# TO BE DONE:
Print out every line, exactly as written.

=== RECORD EXCERPTS ===

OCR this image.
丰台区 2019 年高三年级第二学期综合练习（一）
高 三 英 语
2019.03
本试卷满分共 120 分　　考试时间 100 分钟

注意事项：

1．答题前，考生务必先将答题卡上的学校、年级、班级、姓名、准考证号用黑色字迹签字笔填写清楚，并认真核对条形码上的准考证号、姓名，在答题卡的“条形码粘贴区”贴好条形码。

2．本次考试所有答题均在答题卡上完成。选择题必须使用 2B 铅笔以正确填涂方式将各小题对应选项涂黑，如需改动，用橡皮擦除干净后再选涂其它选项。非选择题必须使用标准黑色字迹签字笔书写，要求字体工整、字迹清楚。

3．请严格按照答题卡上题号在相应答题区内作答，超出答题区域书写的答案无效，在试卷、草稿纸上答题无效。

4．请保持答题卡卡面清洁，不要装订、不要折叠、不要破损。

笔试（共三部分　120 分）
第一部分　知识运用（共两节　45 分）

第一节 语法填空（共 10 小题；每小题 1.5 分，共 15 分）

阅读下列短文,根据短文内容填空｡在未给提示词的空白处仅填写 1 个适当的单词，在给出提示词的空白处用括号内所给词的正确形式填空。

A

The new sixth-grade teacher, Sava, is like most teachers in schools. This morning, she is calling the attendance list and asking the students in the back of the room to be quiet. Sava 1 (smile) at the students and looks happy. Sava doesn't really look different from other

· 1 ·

===

# COMPLETE OUTPUT:
OCR this image.
丰台区 2019 年高三年级第二学期综合练习（一）
高 三 英 语
2019.03
本试卷满分共 120 分　　考试时间 100 分钟

注意事项：

1．答题前，考生务必先将答题卡上的学校、年级、班级、姓名、准考证号用黑色字迹签字笔填写清楚，并认真核对条形码上的准考证号、姓名，在答题卡的“条形码粘贴区”贴好条形码。

2．本次考试所有答题均在答题卡上完成。选择题必须使用 2B 铅笔以正确填涂方式将各小题对应选项涂黑，如需改动，用橡皮擦除干净后再选涂其它选项。非选择题必须使用标准黑色字迹签字笔书写，要求字体工整、字迹清楚。

3．请严格按照答题卡上题号在相应答题区内作答，超出答题区域书写的答案无效，在试卷、草稿纸上答题无效。

4．请保持答题卡卡面清洁，不要装订、不要折叠、不要破损。

笔试（共三部分　120 分）
第一部分　知识运用（共两节　45 分）

第一节 语法填空（共 10 小题；每小题 1.5 分，共 15 分）

阅读下列短文,根据短文内容填空｡在未给提示词的空白处仅填写 1 个适当的单词，在给出提示词的空白处用括号内所给词的正确形式填空。

A

The new sixth-grade teacher, Sava, is like most teachers in schools. This morning, she is calling the attendance list and asking the students in the back of the room to be quiet. Sava 1 (smile) at the students and looks happy. Sava doesn't really look different from other

· 1 ·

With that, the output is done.